WHAT YOU ARE ASKED TO DO
Return all lines where the word "xlabel" can be found.

:: THE INPUT ::

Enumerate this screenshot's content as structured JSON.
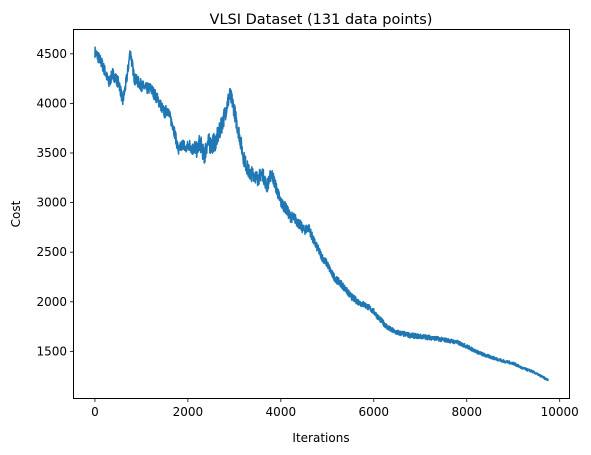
{
  "chart_data": {
    "type": "line",
    "title": "VLSI Dataset (131 data points)",
    "xlabel": "Iterations",
    "ylabel": "Cost",
    "xlim": [
      -450,
      10200
    ],
    "ylim": [
      1030,
      4740
    ],
    "xticks": [
      0,
      2000,
      4000,
      6000,
      8000,
      10000
    ],
    "yticks": [
      1500,
      2000,
      2500,
      3000,
      3500,
      4000,
      4500
    ],
    "grid": false,
    "series": [
      {
        "color": "#1f77b4",
        "noise": [
          [
            0,
            60
          ],
          [
            2000,
            60
          ],
          [
            2400,
            100
          ],
          [
            4000,
            60
          ],
          [
            5000,
            40
          ],
          [
            6000,
            30
          ],
          [
            8000,
            20
          ],
          [
            9750,
            10
          ]
        ],
        "x": [
          0,
          80,
          150,
          220,
          300,
          380,
          450,
          520,
          600,
          650,
          700,
          760,
          800,
          850,
          920,
          1000,
          1100,
          1200,
          1300,
          1400,
          1500,
          1560,
          1620,
          1680,
          1740,
          1800,
          1850,
          1900,
          1950,
          2000,
          2050,
          2100,
          2150,
          2200,
          2250,
          2300,
          2350,
          2400,
          2450,
          2500,
          2600,
          2700,
          2800,
          2850,
          2900,
          2950,
          3000,
          3050,
          3100,
          3200,
          3300,
          3350,
          3400,
          3500,
          3600,
          3700,
          3800,
          3900,
          4000,
          4100,
          4200,
          4300,
          4400,
          4500,
          4600,
          4700,
          4800,
          4900,
          5000,
          5100,
          5200,
          5300,
          5400,
          5500,
          5600,
          5700,
          5800,
          5900,
          6000,
          6100,
          6200,
          6300,
          6400,
          6500,
          6600,
          6800,
          7000,
          7200,
          7400,
          7600,
          7800,
          8000,
          8200,
          8400,
          8600,
          8800,
          9000,
          9200,
          9400,
          9600,
          9750
        ],
        "y": [
          4520,
          4460,
          4400,
          4320,
          4200,
          4300,
          4250,
          4200,
          4020,
          4150,
          4300,
          4530,
          4400,
          4250,
          4220,
          4180,
          4150,
          4150,
          4080,
          4000,
          3900,
          3950,
          3850,
          3780,
          3650,
          3520,
          3560,
          3600,
          3530,
          3570,
          3580,
          3540,
          3560,
          3520,
          3610,
          3560,
          3450,
          3580,
          3600,
          3580,
          3620,
          3740,
          3900,
          4000,
          4080,
          4030,
          3930,
          3800,
          3700,
          3450,
          3320,
          3280,
          3300,
          3240,
          3300,
          3160,
          3300,
          3150,
          3000,
          2950,
          2860,
          2840,
          2780,
          2720,
          2750,
          2620,
          2530,
          2440,
          2380,
          2280,
          2220,
          2180,
          2120,
          2060,
          2020,
          1990,
          1970,
          1940,
          1900,
          1840,
          1790,
          1740,
          1710,
          1690,
          1680,
          1660,
          1650,
          1640,
          1625,
          1610,
          1590,
          1550,
          1500,
          1460,
          1430,
          1400,
          1380,
          1330,
          1300,
          1250,
          1210
        ]
      }
    ]
  }
}
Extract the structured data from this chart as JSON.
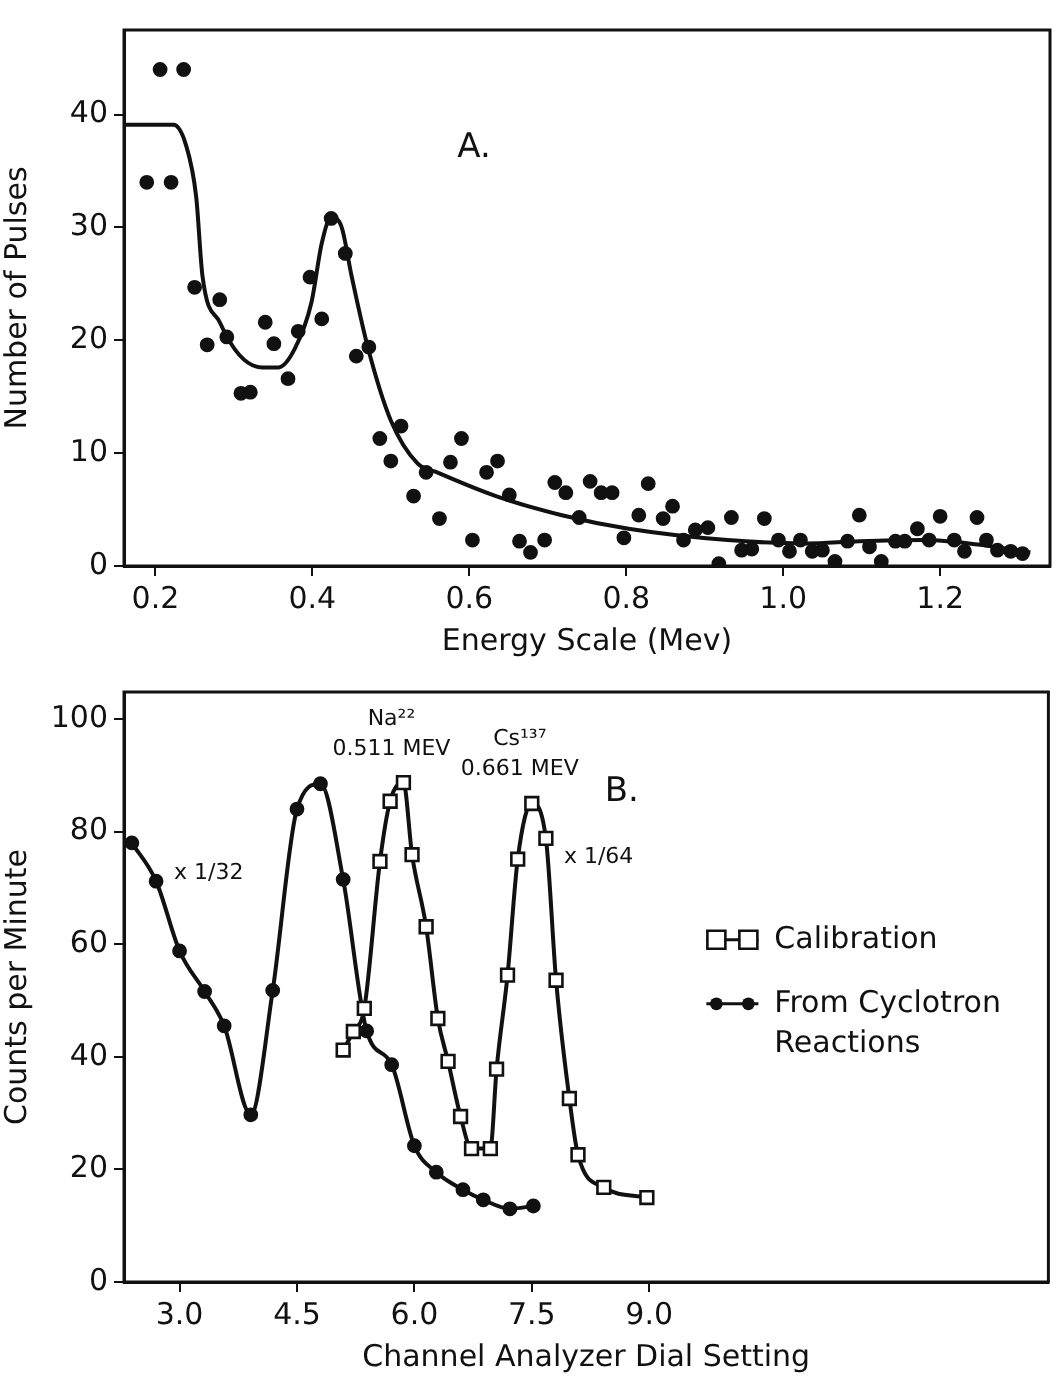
{
  "chart_data": [
    {
      "type": "scatter",
      "xlabel": "Energy Scale (Mev)",
      "ylabel": "Number of Pulses",
      "xlim": [
        0.16,
        1.34
      ],
      "ylim": [
        0,
        47.5
      ],
      "xticks": [
        0.2,
        0.4,
        0.6,
        0.8,
        {
          "value": 1,
          "label": "1.0"
        },
        1.2
      ],
      "yticks": [
        0,
        10,
        20,
        30,
        40
      ],
      "grid": false,
      "legend": false,
      "annotations": [
        "A."
      ],
      "series": [
        {
          "color": "#111111",
          "marker": "circle",
          "x": [
            0.189,
            0.206,
            0.22,
            0.236,
            0.25,
            0.266,
            0.282,
            0.291,
            0.309,
            0.321,
            0.34,
            0.351,
            0.369,
            0.382,
            0.397,
            0.412,
            0.424,
            0.442,
            0.456,
            0.472,
            0.486,
            0.5,
            0.513,
            0.529,
            0.545,
            0.562,
            0.576,
            0.59,
            0.604,
            0.622,
            0.636,
            0.651,
            0.664,
            0.678,
            0.696,
            0.709,
            0.723,
            0.74,
            0.754,
            0.768,
            0.782,
            0.797,
            0.816,
            0.828,
            0.847,
            0.859,
            0.873,
            0.888,
            0.904,
            0.918,
            0.934,
            0.947,
            0.96,
            0.976,
            0.994,
            1.008,
            1.022,
            1.037,
            1.05,
            1.066,
            1.082,
            1.097,
            1.11,
            1.125,
            1.143,
            1.155,
            1.171,
            1.186,
            1.2,
            1.218,
            1.231,
            1.247,
            1.259,
            1.273,
            1.29,
            1.305
          ],
          "values": [
            34,
            44,
            34,
            44,
            24.7,
            19.6,
            23.6,
            20.3,
            15.3,
            15.4,
            21.6,
            19.7,
            16.6,
            20.8,
            25.6,
            21.9,
            30.8,
            27.7,
            18.6,
            19.4,
            11.3,
            9.3,
            12.4,
            6.2,
            8.3,
            4.2,
            9.2,
            11.3,
            2.3,
            8.3,
            9.3,
            6.3,
            2.2,
            1.2,
            2.3,
            7.4,
            6.5,
            4.3,
            7.5,
            6.5,
            6.5,
            2.5,
            4.5,
            7.3,
            4.2,
            5.3,
            2.3,
            3.2,
            3.4,
            0.2,
            4.3,
            1.4,
            1.5,
            4.2,
            2.3,
            1.3,
            2.3,
            1.3,
            1.4,
            0.4,
            2.2,
            4.5,
            1.7,
            0.4,
            2.2,
            2.2,
            3.3,
            2.3,
            4.4,
            2.3,
            1.3,
            4.3,
            2.3,
            1.4,
            1.3,
            1.1
          ]
        },
        {
          "type": "line",
          "color": "#111111",
          "marker": "none",
          "line_style": "solid",
          "x": [
            0.16,
            0.223,
            0.239,
            0.252,
            0.26,
            0.282,
            0.307,
            0.336,
            0.357,
            0.378,
            0.399,
            0.412,
            0.424,
            0.437,
            0.45,
            0.471,
            0.5,
            0.534,
            0.559,
            0.634,
            0.718,
            0.803,
            0.929,
            1.029,
            1.097,
            1.181,
            1.248,
            1.315
          ],
          "values": [
            39.1,
            39.1,
            37.3,
            32.7,
            25.7,
            21.6,
            18.7,
            17.6,
            17.6,
            19.3,
            23.4,
            28.6,
            30.9,
            30.1,
            25.7,
            19.3,
            12.9,
            9.1,
            8.3,
            6.2,
            4.5,
            3.3,
            2.3,
            2.0,
            2.2,
            2.3,
            1.9,
            1.2
          ]
        }
      ]
    },
    {
      "type": "line",
      "xlabel": "Channel Analyzer Dial Setting",
      "ylabel": "Counts per Minute",
      "xlim": [
        2.29,
        14.1
      ],
      "ylim": [
        0,
        104.8
      ],
      "xticks": [
        {
          "value": 3,
          "label": "3.0"
        },
        4.5,
        {
          "value": 6,
          "label": "6.0"
        },
        7.5,
        {
          "value": 9,
          "label": "9.0"
        }
      ],
      "yticks": [
        0,
        20,
        40,
        60,
        80,
        100
      ],
      "grid": false,
      "legend": "right",
      "annotations": [
        "B.",
        {
          "text": "Na²²\n0.511 MEV",
          "x": 5.86,
          "y": 88.7
        },
        {
          "text": "Cs¹³⁷\n0.661 MEV",
          "x": 7.5,
          "y": 85
        },
        {
          "text": "x 1/32",
          "x": 2.7,
          "y": 71.2
        },
        {
          "text": "x 1/64",
          "x": 7.68,
          "y": 74
        }
      ],
      "series": [
        {
          "name": "Calibration",
          "color": "#111111",
          "marker": "square",
          "line_style": "solid",
          "x": [
            5.09,
            5.22,
            5.36,
            5.56,
            5.69,
            5.86,
            5.97,
            6.15,
            6.3,
            6.43,
            6.59,
            6.73,
            6.97,
            7.05,
            7.19,
            7.32,
            7.5,
            7.68,
            7.81,
            7.98,
            8.09,
            8.42,
            8.97
          ],
          "values": [
            41.2,
            44.5,
            48.6,
            74.7,
            85.4,
            88.7,
            75.9,
            63.1,
            46.8,
            39.2,
            29.4,
            23.7,
            23.7,
            37.8,
            54.5,
            75.1,
            85,
            78.8,
            53.6,
            32.6,
            22.6,
            16.8,
            15
          ]
        },
        {
          "name": "From Cyclotron Reactions",
          "color": "#111111",
          "marker": "circle",
          "line_style": "solid",
          "x": [
            2.39,
            2.7,
            3,
            3.32,
            3.57,
            3.91,
            4.19,
            4.5,
            4.8,
            5.09,
            5.39,
            5.71,
            6,
            6.28,
            6.62,
            6.88,
            7.22,
            7.52
          ],
          "values": [
            78,
            71.2,
            58.8,
            51.6,
            45.5,
            29.7,
            51.8,
            84,
            88.5,
            71.5,
            44.6,
            38.6,
            24.2,
            19.5,
            16.4,
            14.6,
            13,
            13.5
          ]
        }
      ]
    }
  ]
}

:::

RESPONSE BELOW
    "xlabel": "Iterations",
      "xlabel": "Energy Scale (Mev)",
      "xlabel": "Channel Analyzer Dial Setting",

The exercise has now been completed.